-- Start Source records --

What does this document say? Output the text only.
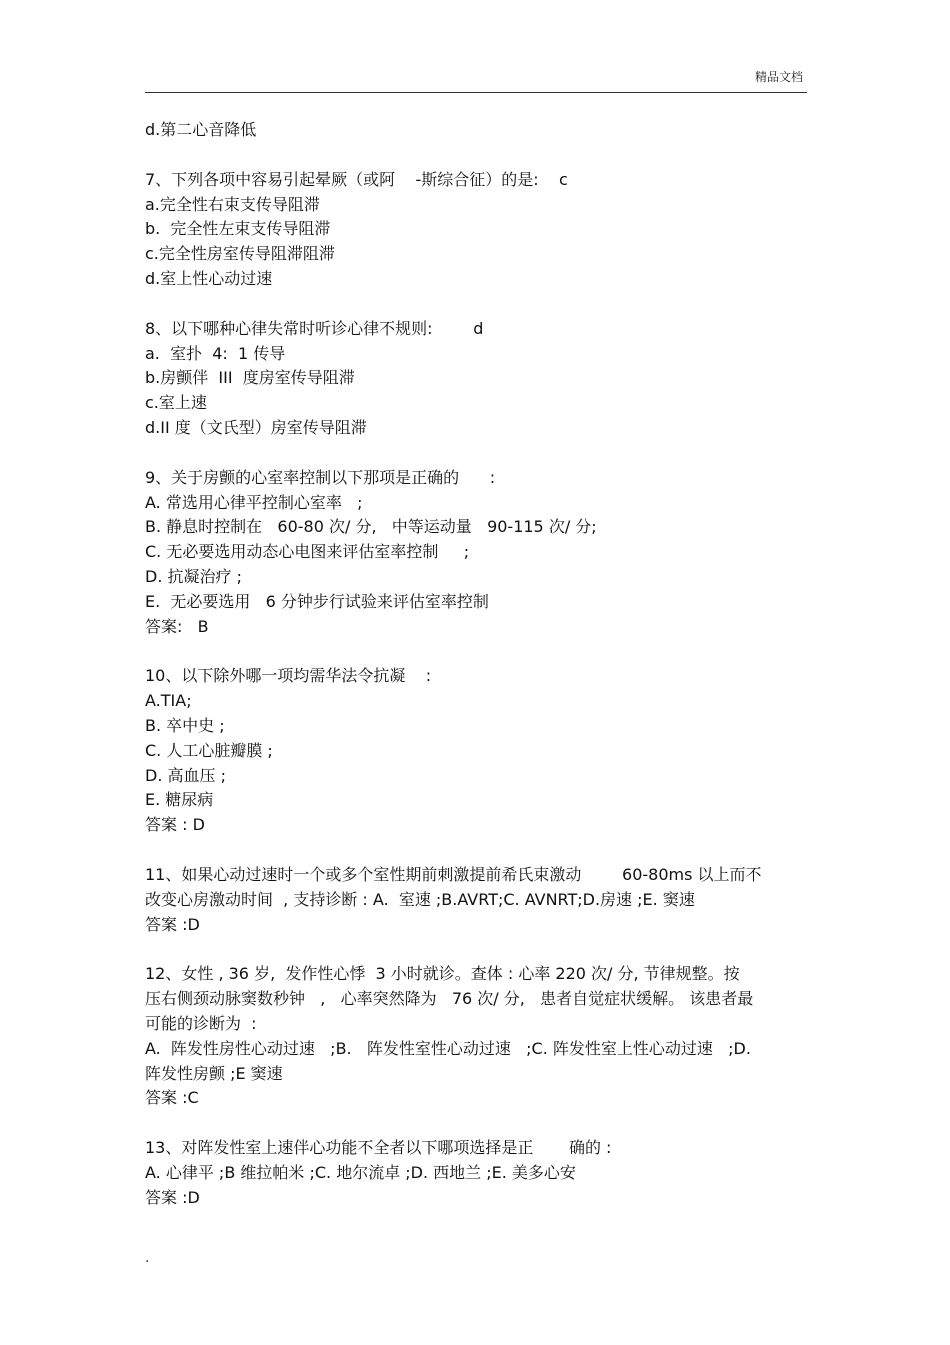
精品文档

d.第二心音降低

7、下列各项中容易引起晕厥（或阿    -斯综合征）的是:    c

a.完全性右束支传导阻滞

b.  完全性左束支传导阻滞

c.完全性房室传导阻滞阻滞

d.室上性心动过速

8、以下哪种心律失常时听诊心律不规则:        d

a.  室扑  4:  1 传导

b.房颤伴  III  度房室传导阻滞

c.室上速

d.II 度（文氏型）房室传导阻滞

9、关于房颤的心室率控制以下那项是正确的      :

A. 常选用心律平控制心室率   ;

B. 静息时控制在   60-80 次/ 分,   中等运动量   90-115 次/ 分;

C. 无必要选用动态心电图来评估室率控制     ;

D. 抗凝治疗 ;

E.  无必要选用   6 分钟步行试验来评估室率控制

答案:   B

10、以下除外哪一项均需华法令抗凝    :

A.TIA;

B. 卒中史 ;

C. 人工心脏瓣膜 ;

D. 高血压 ;

E. 糖尿病

答案 : D

11、如果心动过速时一个或多个室性期前刺激提前希氏束激动        60-80ms 以上而不

改变心房激动时间  , 支持诊断 : A.  室速 ;B.AVRT;C. AVNRT;D.房速 ;E. 窦速

答案 :D

12、女性 , 36 岁,  发作性心悸  3 小时就诊。查体 : 心率 220 次/ 分, 节律规整。按

压右侧颈动脉窦数秒钟   ,   心率突然降为   76 次/ 分,   患者自觉症状缓解。 该患者最

可能的诊断为  :

A.  阵发性房性心动过速   ;B.   阵发性室性心动过速   ;C. 阵发性室上性心动过速   ;D.

阵发性房颤 ;E 窦速

答案 :C

13、对阵发性室上速伴心功能不全者以下哪项选择是正       确的 :

A. 心律平 ;B 维拉帕米 ;C. 地尔流卓 ;D. 西地兰 ;E. 美多心安

答案 :D

.
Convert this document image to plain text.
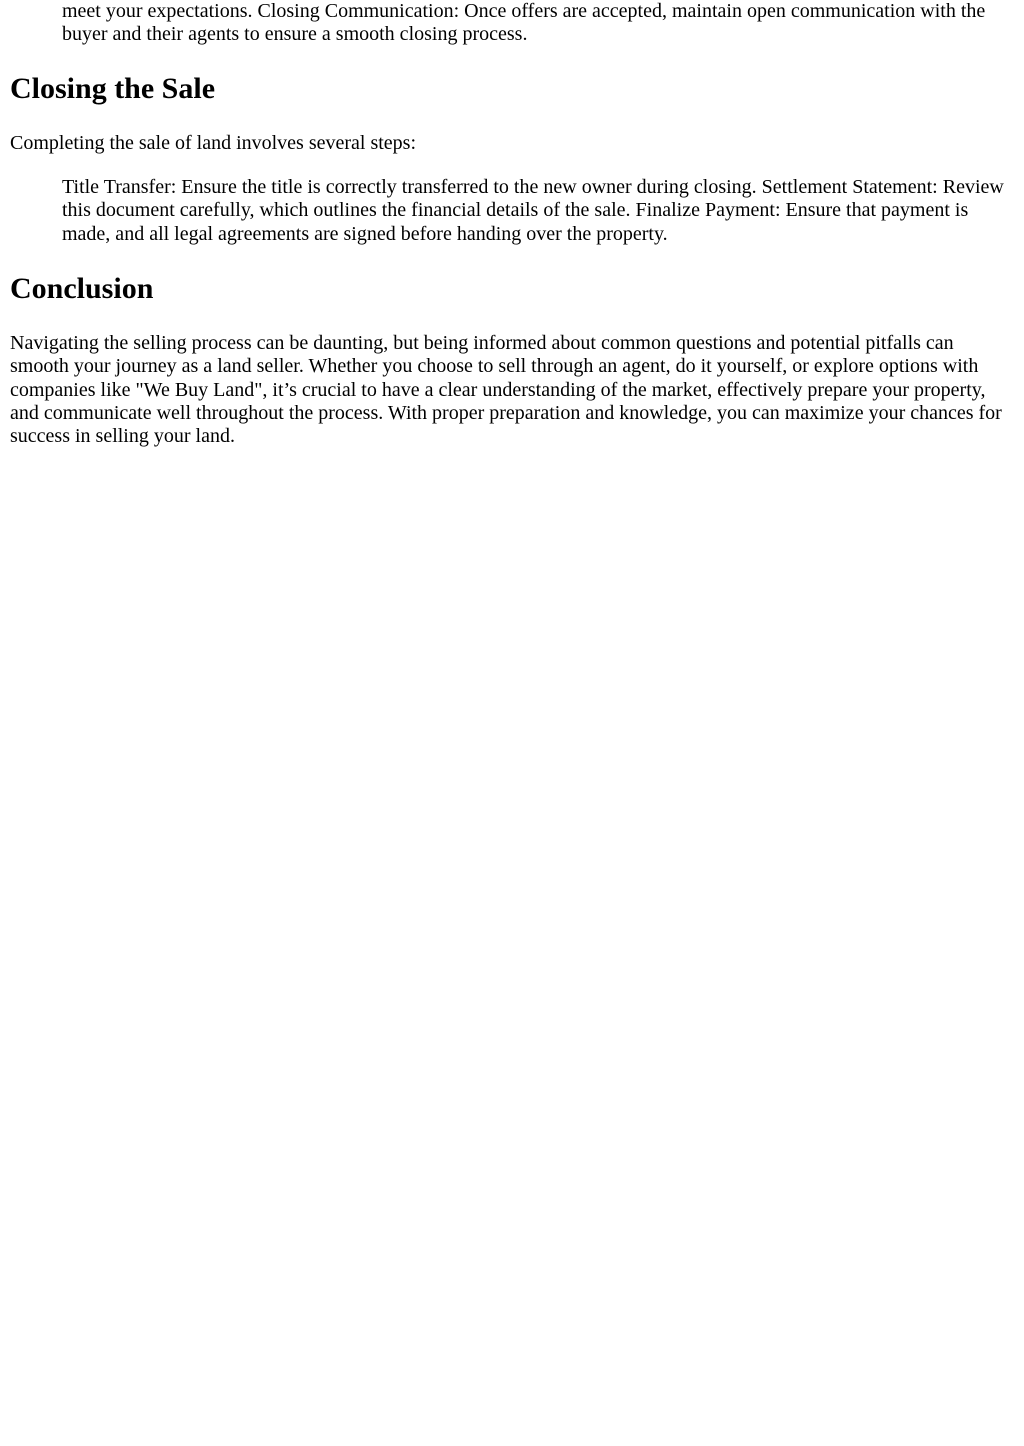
meet your expectations. Closing Communication: Once offers are accepted, maintain open communication with the buyer and their agents to ensure a smooth closing process.
Closing the Sale

Completing the sale of land involves several steps:

Title Transfer: Ensure the title is correctly transferred to the new owner during closing. Settlement Statement: Review this document carefully, which outlines the financial details of the sale. Finalize Payment: Ensure that payment is made, and all legal agreements are signed before handing over the property.
Conclusion

Navigating the selling process can be daunting, but being informed about common questions and potential pitfalls can smooth your journey as a land seller. Whether you choose to sell through an agent, do it yourself, or explore options with companies like "We Buy Land", it’s crucial to have a clear understanding of the market, effectively prepare your property, and communicate well throughout the process. With proper preparation and knowledge, you can maximize your chances for success in selling your land.
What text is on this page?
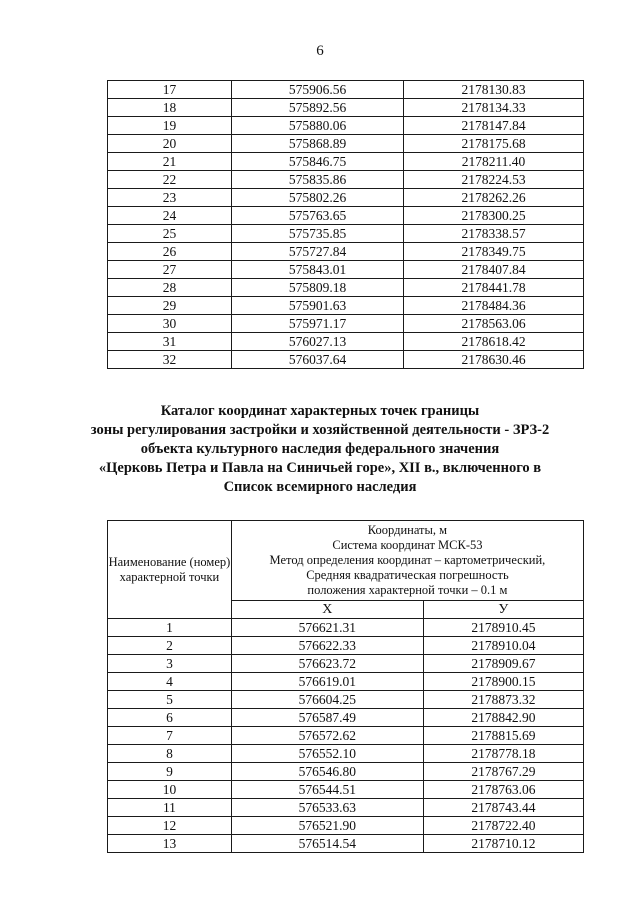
6
17	575906.56	2178130.83
18	575892.56	2178134.33
19	575880.06	2178147.84
20	575868.89	2178175.68
21	575846.75	2178211.40
22	575835.86	2178224.53
23	575802.26	2178262.26
24	575763.65	2178300.25
25	575735.85	2178338.57
26	575727.84	2178349.75
27	575843.01	2178407.84
28	575809.18	2178441.78
29	575901.63	2178484.36
30	575971.17	2178563.06
31	576027.13	2178618.42
32	576037.64	2178630.46
Каталог координат характерных точек границы
зоны регулирования застройки и хозяйственной деятельности - ЗРЗ-2
объекта культурного наследия федерального значения
«Церковь Петра и Павла на Синичьей горе», XII в., включенного в
Список всемирного наследия
Наименование (номер) характерной точки	Координаты, м
Система координат МСК-53
Метод определения координат – картометрический,
Средняя квадратическая погрешность
положения характерной точки – 0.1 м	

	X	У
1	576621.31	2178910.45
2	576622.33	2178910.04
3	576623.72	2178909.67
4	576619.01	2178900.15
5	576604.25	2178873.32
6	576587.49	2178842.90
7	576572.62	2178815.69
8	576552.10	2178778.18
9	576546.80	2178767.29
10	576544.51	2178763.06
11	576533.63	2178743.44
12	576521.90	2178722.40
13	576514.54	2178710.12
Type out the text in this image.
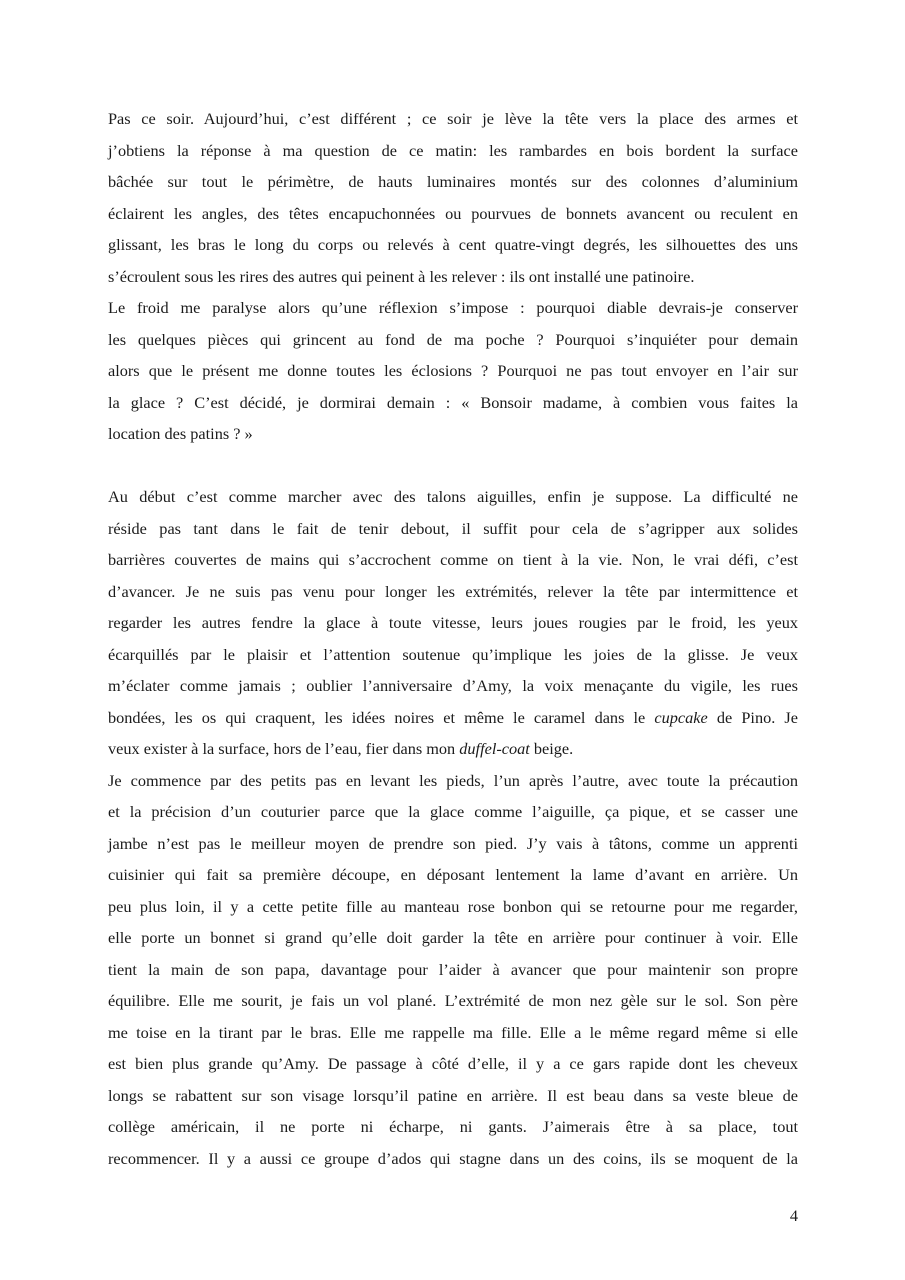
Pas ce soir. Aujourd’hui, c’est différent ; ce soir je lève la tête vers la place des armes et
j’obtiens la réponse à ma question de ce matin: les rambardes en bois bordent la surface
bâchée sur tout le périmètre, de hauts luminaires montés sur des colonnes d’aluminium
éclairent les angles, des têtes encapuchonnées ou pourvues de bonnets avancent ou reculent en
glissant, les bras le long du corps ou relevés à cent quatre-vingt degrés, les silhouettes des uns
s’écroulent sous les rires des autres qui peinent à les relever : ils ont installé une patinoire.
Le froid me paralyse alors qu’une réflexion s’impose : pourquoi diable devrais-je conserver
les quelques pièces qui grincent au fond de ma poche ? Pourquoi s’inquiéter pour demain
alors que le présent me donne toutes les éclosions ? Pourquoi ne pas tout envoyer en l’air sur
la glace ? C’est décidé, je dormirai demain : « Bonsoir madame, à combien vous faites la
location des patins ? »
Au début c’est comme marcher avec des talons aiguilles, enfin je suppose. La difficulté ne
réside pas tant dans le fait de tenir debout, il suffit pour cela de s’agripper aux solides
barrières couvertes de mains qui s’accrochent comme on tient à la vie. Non, le vrai défi, c’est
d’avancer. Je ne suis pas venu pour longer les extrémités, relever la tête par intermittence et
regarder les autres fendre la glace à toute vitesse, leurs joues rougies par le froid, les yeux
écarquillés par le plaisir et l’attention soutenue qu’implique les joies de la glisse. Je veux
m’éclater comme jamais ; oublier l’anniversaire d’Amy, la voix menaçante du vigile, les rues
bondées, les os qui craquent, les idées noires et même le caramel dans le cupcake de Pino. Je
veux exister à la surface, hors de l’eau, fier dans mon duffel-coat beige.
Je commence par des petits pas en levant les pieds, l’un après l’autre, avec toute la précaution
et la précision d’un couturier parce que la glace comme l’aiguille, ça pique, et se casser une
jambe n’est pas le meilleur moyen de prendre son pied. J’y vais à tâtons, comme un apprenti
cuisinier qui fait sa première découpe, en déposant lentement la lame d’avant en arrière. Un
peu plus loin, il y a cette petite fille au manteau rose bonbon qui se retourne pour me regarder,
elle porte un bonnet si grand qu’elle doit garder la tête en arrière pour continuer à voir. Elle
tient la main de son papa, davantage pour l’aider à avancer que pour maintenir son propre
équilibre. Elle me sourit, je fais un vol plané. L’extrémité de mon nez gèle sur le sol. Son père
me toise en la tirant par le bras. Elle me rappelle ma fille. Elle a le même regard même si elle
est bien plus grande qu’Amy. De passage à côté d’elle, il y a ce gars rapide dont les cheveux
longs se rabattent sur son visage lorsqu’il patine en arrière. Il est beau dans sa veste bleue de
collège américain, il ne porte ni écharpe, ni gants. J’aimerais être à sa place, tout
recommencer. Il y a aussi ce groupe d’ados qui stagne dans un des coins, ils se moquent de la
4
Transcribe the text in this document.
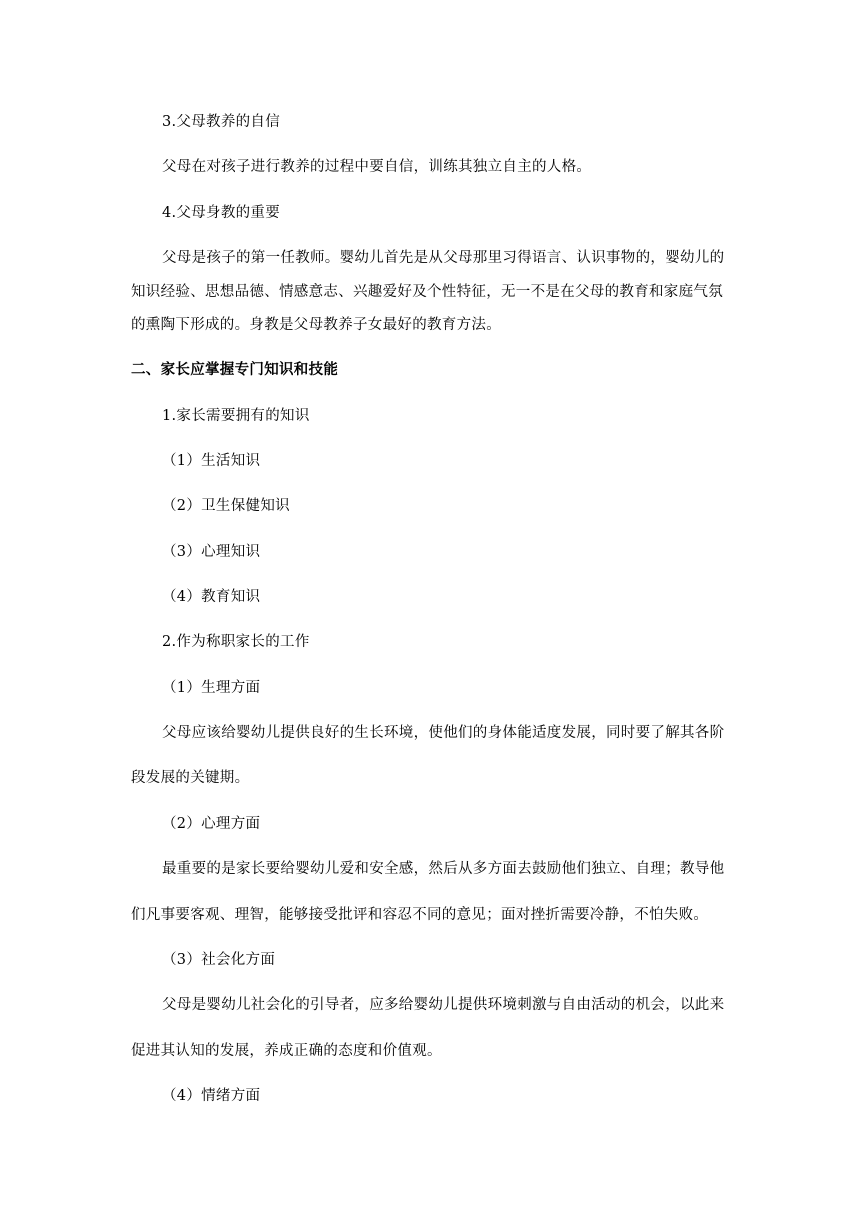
3.父母教养的自信
父母在对孩子进行教养的过程中要自信，训练其独立自主的人格。
4.父母身教的重要
父母是孩子的第一任教师。婴幼儿首先是从父母那里习得语言、认识事物的，婴幼儿的
知识经验、思想品德、情感意志、兴趣爱好及个性特征，无一不是在父母的教育和家庭气氛
的熏陶下形成的。身教是父母教养子女最好的教育方法。
二、家长应掌握专门知识和技能
1.家长需要拥有的知识
（1）生活知识
（2）卫生保健知识
（3）心理知识
（4）教育知识
2.作为称职家长的工作
（1）生理方面
父母应该给婴幼儿提供良好的生长环境，使他们的身体能适度发展，同时要了解其各阶
段发展的关键期。
（2）心理方面
最重要的是家长要给婴幼儿爱和安全感，然后从多方面去鼓励他们独立、自理；教导他
们凡事要客观、理智，能够接受批评和容忍不同的意见；面对挫折需要冷静，不怕失败。
（3）社会化方面
父母是婴幼儿社会化的引导者，应多给婴幼儿提供环境刺激与自由活动的机会，以此来
促进其认知的发展，养成正确的态度和价值观。
（4）情绪方面
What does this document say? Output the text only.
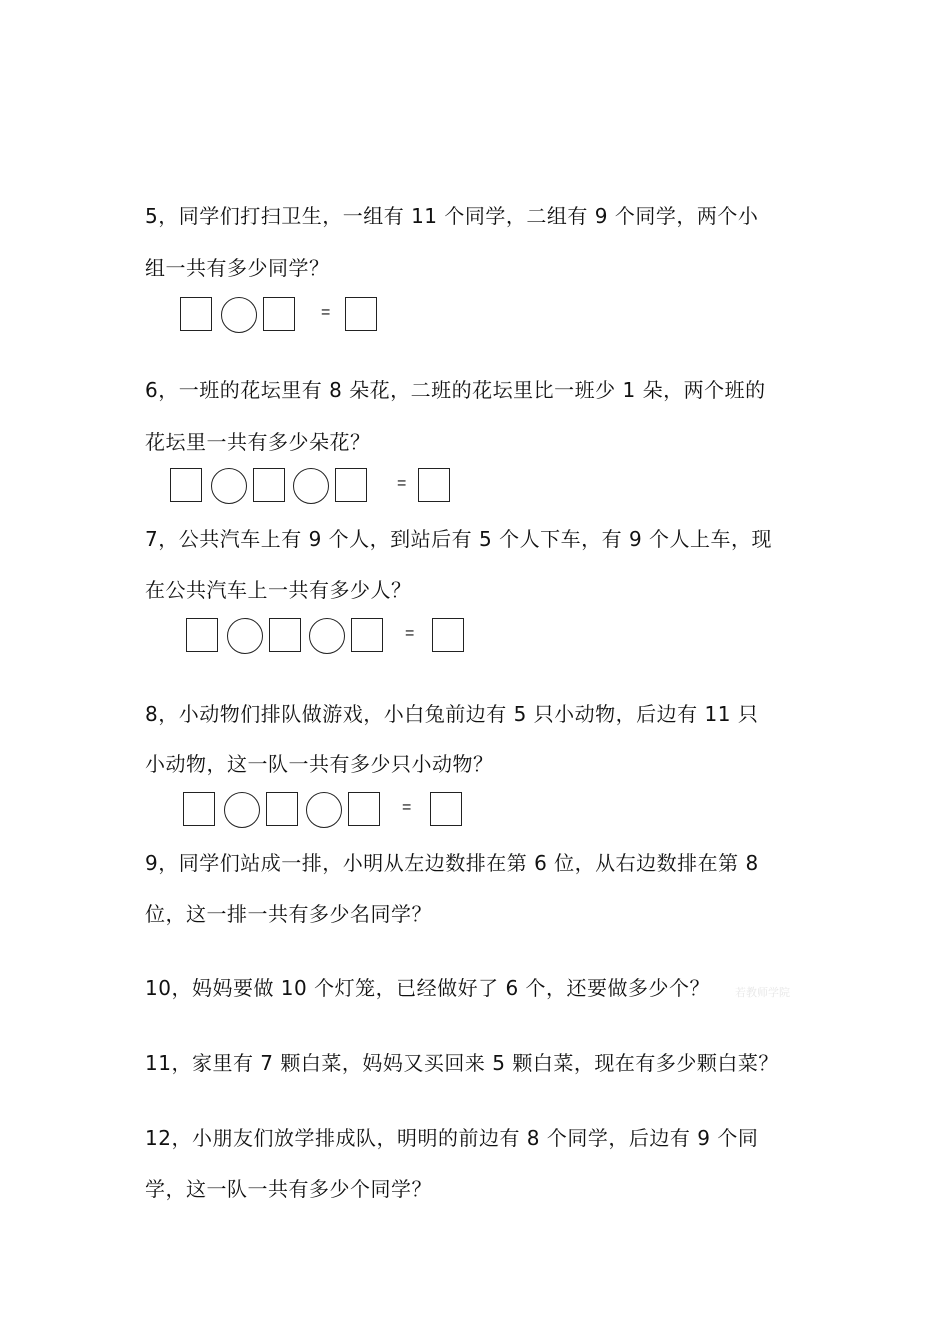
5，同学们打扫卫生，一组有 11 个同学，二组有 9 个同学，两个小
组一共有多少同学？
=
6，一班的花坛里有 8 朵花，二班的花坛里比一班少 1 朵，两个班的
花坛里一共有多少朵花？
=
7，公共汽车上有 9 个人，到站后有 5 个人下车，有 9 个人上车，现
在公共汽车上一共有多少人？
=
8，小动物们排队做游戏，小白兔前边有 5 只小动物，后边有 11 只
小动物，这一队一共有多少只小动物？
=
9，同学们站成一排，小明从左边数排在第 6 位，从右边数排在第 8
位，这一排一共有多少名同学？
10，妈妈要做 10 个灯笼，已经做好了 6 个，还要做多少个？ 若教师学院
11，家里有 7 颗白菜，妈妈又买回来 5 颗白菜，现在有多少颗白菜？
12，小朋友们放学排成队，明明的前边有 8 个同学，后边有 9 个同
学，这一队一共有多少个同学？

-- End Source records --

== Task objective ==
Copy every line of the entries above in which "demain" occurs.

== Solution to the exercise ==
les quelques pièces qui grincent au fond de ma poche ? Pourquoi s’inquiéter pour demain
la glace ? C’est décidé, je dormirai demain : « Bonsoir madame, à combien vous faites la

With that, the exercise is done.